_STORED ROWS:_
------------

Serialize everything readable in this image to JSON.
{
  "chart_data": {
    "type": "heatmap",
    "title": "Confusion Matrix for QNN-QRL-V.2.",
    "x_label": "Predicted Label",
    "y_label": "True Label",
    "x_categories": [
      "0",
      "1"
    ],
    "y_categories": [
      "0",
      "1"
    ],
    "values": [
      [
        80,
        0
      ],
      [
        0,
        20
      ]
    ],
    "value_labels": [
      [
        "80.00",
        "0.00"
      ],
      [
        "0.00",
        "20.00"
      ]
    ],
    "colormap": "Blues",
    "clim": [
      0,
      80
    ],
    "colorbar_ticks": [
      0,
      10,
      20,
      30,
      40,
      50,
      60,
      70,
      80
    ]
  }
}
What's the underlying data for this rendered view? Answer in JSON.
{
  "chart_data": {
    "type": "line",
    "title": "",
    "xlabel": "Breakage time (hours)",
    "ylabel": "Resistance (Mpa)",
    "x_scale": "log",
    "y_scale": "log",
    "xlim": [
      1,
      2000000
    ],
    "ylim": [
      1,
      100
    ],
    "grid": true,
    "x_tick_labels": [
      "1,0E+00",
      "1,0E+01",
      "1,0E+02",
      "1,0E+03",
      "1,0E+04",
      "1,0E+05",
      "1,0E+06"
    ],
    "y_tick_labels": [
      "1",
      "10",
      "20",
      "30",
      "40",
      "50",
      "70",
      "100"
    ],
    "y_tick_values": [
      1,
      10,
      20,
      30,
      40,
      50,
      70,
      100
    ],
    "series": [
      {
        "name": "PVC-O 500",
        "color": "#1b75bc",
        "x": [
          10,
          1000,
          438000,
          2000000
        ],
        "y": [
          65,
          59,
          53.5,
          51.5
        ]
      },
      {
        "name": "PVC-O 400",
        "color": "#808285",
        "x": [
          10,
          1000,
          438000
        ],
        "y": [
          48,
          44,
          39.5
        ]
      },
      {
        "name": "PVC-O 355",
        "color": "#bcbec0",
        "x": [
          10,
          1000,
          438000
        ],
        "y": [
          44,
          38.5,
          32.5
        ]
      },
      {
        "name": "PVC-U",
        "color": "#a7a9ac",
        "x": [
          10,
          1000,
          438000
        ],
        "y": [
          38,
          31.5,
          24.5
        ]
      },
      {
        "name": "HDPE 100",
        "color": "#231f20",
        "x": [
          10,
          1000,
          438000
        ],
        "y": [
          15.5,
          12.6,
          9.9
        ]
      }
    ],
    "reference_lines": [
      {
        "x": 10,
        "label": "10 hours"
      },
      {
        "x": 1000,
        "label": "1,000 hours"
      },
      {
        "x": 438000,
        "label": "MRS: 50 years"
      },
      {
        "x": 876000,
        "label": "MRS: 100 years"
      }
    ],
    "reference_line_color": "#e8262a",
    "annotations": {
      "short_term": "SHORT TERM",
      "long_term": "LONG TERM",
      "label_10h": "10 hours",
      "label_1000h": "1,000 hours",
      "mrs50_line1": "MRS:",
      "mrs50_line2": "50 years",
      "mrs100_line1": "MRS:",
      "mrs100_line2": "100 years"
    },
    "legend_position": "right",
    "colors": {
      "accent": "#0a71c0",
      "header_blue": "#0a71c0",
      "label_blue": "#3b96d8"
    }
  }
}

------------

_TASK BRIEF:_
Extract every line of the records above that contains the word "years".

_REPLY:_
        "label": "MRS: 50 years"
        "label": "MRS: 100 years"
      "mrs50_line2": "50 years",
      "mrs100_line2": "100 years"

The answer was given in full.